Provided text:
The inhabitants of executive suites in the oil industry are in possession of other 'secrets' that they prefer not to circulate, one of which is that the forecasts of the International Energy Agency (IEA), and United States Department of Energy (USDOE) are completely without any scientific foundation. Only a director of the French major 'Total' has deigned to broadcast this unfortunate state of affairs. According to Dr Nick Butler, director of the Cambridge Centre for Energy Studies, "most oil executives believe that conventional oil supplies will find it hard to reach 100mb/d". This is not something that we should be anxious to hear, because with the present demand for (conventional + unconventional) oil at approximately 85 mb/d, we could encounter a peaking of conventional oil between 2015 and 2020, or even as early as the 2013 date that certain sources close to the French government apparently have predicted.

Complete the following:
a – Could you reproduce the passage on oil supply forecasts word for word?
b – Could you rewrite the part of the entries that opens with the line containing "Patent image size: (829, 611)." and closes with the line containing "The merging point 26 is at (668, 487).", changing "schematic view" to "schematic diagram" and leaving everything else as is? Return only those lines.

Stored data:
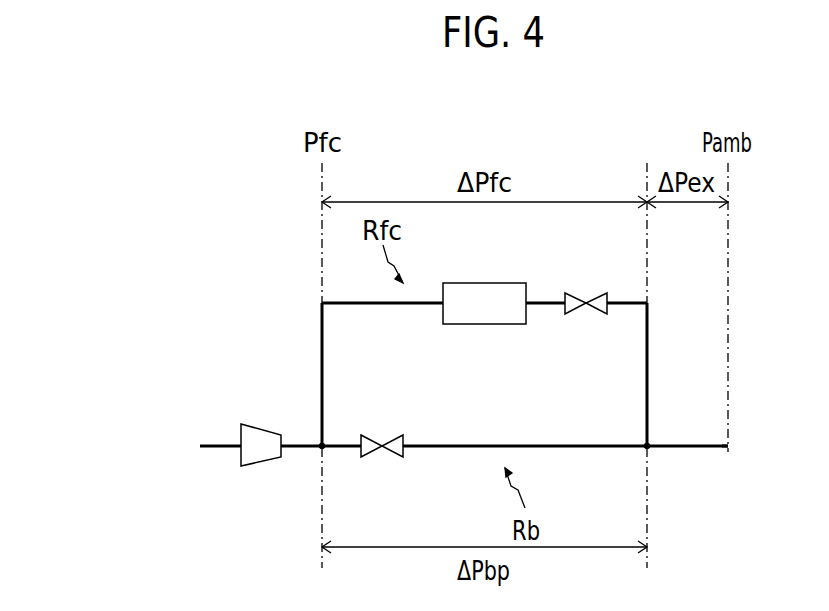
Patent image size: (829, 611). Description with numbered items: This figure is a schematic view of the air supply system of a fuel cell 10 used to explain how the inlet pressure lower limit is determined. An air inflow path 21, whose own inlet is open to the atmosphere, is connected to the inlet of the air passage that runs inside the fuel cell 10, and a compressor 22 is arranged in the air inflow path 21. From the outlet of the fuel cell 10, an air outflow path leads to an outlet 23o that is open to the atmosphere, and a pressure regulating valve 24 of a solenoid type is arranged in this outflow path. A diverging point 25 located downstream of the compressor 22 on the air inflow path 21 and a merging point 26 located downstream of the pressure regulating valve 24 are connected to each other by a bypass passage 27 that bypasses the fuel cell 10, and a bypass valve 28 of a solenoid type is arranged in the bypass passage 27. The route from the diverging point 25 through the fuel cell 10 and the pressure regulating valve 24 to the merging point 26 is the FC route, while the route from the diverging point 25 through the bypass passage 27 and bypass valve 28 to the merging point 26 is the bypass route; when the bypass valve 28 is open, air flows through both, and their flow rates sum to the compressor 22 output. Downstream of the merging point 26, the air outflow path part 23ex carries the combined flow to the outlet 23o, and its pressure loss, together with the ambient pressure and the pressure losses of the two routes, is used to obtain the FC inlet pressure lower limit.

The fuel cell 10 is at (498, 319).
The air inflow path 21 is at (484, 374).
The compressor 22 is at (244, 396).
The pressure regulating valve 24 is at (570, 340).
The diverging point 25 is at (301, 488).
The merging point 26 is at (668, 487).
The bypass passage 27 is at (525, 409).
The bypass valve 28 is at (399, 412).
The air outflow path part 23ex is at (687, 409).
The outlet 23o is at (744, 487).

* * *

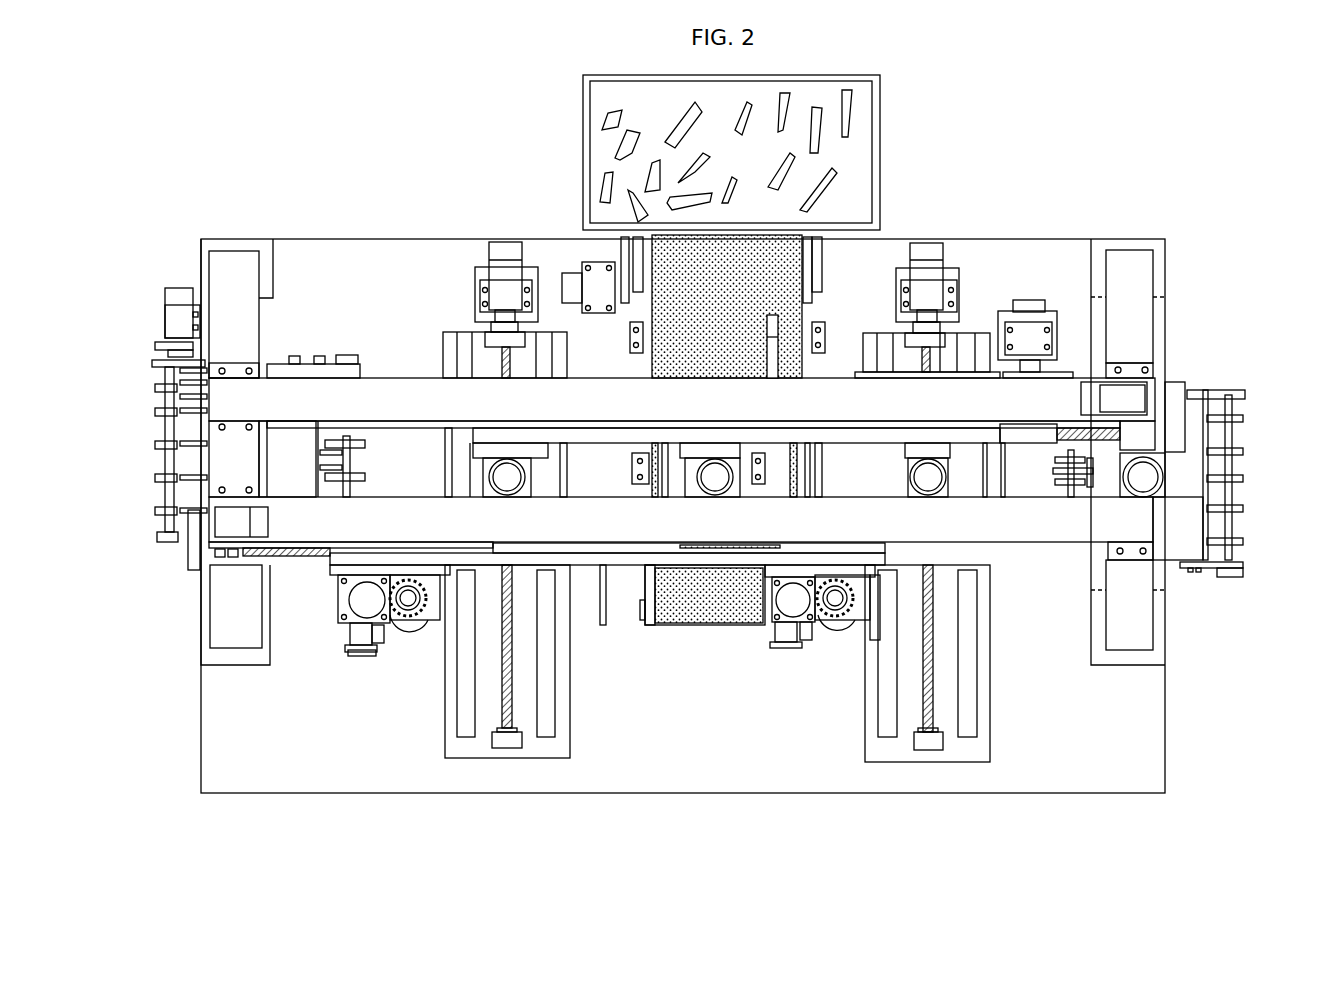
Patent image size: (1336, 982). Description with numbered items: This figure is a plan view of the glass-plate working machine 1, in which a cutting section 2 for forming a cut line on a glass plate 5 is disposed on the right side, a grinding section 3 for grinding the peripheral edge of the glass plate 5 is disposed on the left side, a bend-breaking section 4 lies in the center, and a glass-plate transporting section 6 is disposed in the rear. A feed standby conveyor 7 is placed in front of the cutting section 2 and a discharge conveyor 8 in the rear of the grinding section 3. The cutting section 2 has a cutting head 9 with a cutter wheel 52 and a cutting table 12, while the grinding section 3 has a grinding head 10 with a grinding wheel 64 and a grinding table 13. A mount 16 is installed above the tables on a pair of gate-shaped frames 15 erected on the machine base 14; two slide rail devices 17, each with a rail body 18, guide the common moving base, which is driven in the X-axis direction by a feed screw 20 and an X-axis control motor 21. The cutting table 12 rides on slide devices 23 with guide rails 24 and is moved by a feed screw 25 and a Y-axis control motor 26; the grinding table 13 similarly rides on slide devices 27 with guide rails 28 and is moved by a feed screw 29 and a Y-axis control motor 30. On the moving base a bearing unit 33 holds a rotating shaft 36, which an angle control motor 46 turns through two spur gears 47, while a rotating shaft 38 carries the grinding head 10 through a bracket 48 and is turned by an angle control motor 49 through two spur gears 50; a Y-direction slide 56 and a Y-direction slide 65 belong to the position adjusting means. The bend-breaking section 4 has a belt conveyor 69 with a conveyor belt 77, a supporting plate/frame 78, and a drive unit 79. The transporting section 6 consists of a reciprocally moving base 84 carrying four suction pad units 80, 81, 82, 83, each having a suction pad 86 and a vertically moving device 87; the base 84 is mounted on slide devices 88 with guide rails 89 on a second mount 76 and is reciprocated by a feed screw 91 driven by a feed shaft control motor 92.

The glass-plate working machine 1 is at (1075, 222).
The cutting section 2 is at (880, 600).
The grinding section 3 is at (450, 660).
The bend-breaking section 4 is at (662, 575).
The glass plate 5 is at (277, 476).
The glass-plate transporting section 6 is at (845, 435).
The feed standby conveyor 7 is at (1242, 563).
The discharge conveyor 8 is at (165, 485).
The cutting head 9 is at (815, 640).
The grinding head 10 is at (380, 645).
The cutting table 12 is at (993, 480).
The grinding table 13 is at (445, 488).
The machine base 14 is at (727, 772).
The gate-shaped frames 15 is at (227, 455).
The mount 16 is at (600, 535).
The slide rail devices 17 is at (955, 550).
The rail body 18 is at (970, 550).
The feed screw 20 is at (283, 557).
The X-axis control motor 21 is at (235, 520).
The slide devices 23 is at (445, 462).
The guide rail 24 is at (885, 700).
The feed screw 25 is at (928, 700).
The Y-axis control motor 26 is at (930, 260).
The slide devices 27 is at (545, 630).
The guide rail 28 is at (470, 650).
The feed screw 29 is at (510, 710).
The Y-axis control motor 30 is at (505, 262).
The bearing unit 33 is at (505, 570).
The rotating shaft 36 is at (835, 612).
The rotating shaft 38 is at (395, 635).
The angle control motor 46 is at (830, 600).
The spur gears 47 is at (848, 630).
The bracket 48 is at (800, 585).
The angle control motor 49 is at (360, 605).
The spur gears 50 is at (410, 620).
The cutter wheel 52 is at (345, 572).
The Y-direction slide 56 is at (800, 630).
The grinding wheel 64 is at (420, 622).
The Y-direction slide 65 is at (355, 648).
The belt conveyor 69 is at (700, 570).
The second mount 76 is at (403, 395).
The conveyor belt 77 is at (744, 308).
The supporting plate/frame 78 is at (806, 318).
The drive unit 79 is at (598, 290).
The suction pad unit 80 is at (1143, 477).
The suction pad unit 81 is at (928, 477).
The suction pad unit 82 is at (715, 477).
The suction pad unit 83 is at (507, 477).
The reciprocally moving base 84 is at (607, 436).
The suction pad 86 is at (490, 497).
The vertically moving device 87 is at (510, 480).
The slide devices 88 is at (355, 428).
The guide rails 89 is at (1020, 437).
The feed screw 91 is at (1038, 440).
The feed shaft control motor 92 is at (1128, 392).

Solutions:
a –
The inhabitants of executive suites in the oil industry are in possession of other 'secrets' that they prefer not to circulate, one of which is that the forecasts of the International Energy Agency (IEA), and United States Department of Energy (USDOE) are completely without any scientific foundation. Only a director of the French major 'Total' has deigned to broadcast this unfortunate state of affairs. According to Dr Nick Butler, director of the Cambridge Centre for Energy Studies, "most oil executives believe that conventional oil supplies will find it hard to reach 100mb/d". This is not something that we should be anxious to hear, because with the present demand for (conventional + unconventional) oil at approximately 85 mb/d, we could encounter a peaking of conventional oil between 2015 and 2020, or even as early as the 2013 date that certain sources close to the French government apparently have predicted.

b –
Patent image size: (829, 611). Description with numbered items: This figure is a schematic diagram of the air supply system of a fuel cell 10 used to explain how the inlet pressure lower limit is determined. An air inflow path 21, whose own inlet is open to the atmosphere, is connected to the inlet of the air passage that runs inside the fuel cell 10, and a compressor 22 is arranged in the air inflow path 21. From the outlet of the fuel cell 10, an air outflow path leads to an outlet 23o that is open to the atmosphere, and a pressure regulating valve 24 of a solenoid type is arranged in this outflow path. A diverging point 25 located downstream of the compressor 22 on the air inflow path 21 and a merging point 26 located downstream of the pressure regulating valve 24 are connected to each other by a bypass passage 27 that bypasses the fuel cell 10, and a bypass valve 28 of a solenoid type is arranged in the bypass passage 27. The route from the diverging point 25 through the fuel cell 10 and the pressure regulating valve 24 to the merging point 26 is the FC route, while the route from the diverging point 25 through the bypass passage 27 and bypass valve 28 to the merging point 26 is the bypass route; when the bypass valve 28 is open, air flows through both, and their flow rates sum to the compressor 22 output. Downstream of the merging point 26, the air outflow path part 23ex carries the combined flow to the outlet 23o, and its pressure loss, together with the ambient pressure and the pressure losses of the two routes, is used to obtain the FC inlet pressure lower limit.

The fuel cell 10 is at (498, 319).
The air inflow path 21 is at (484, 374).
The compressor 22 is at (244, 396).
The pressure regulating valve 24 is at (570, 340).
The diverging point 25 is at (301, 488).
The merging point 26 is at (668, 487).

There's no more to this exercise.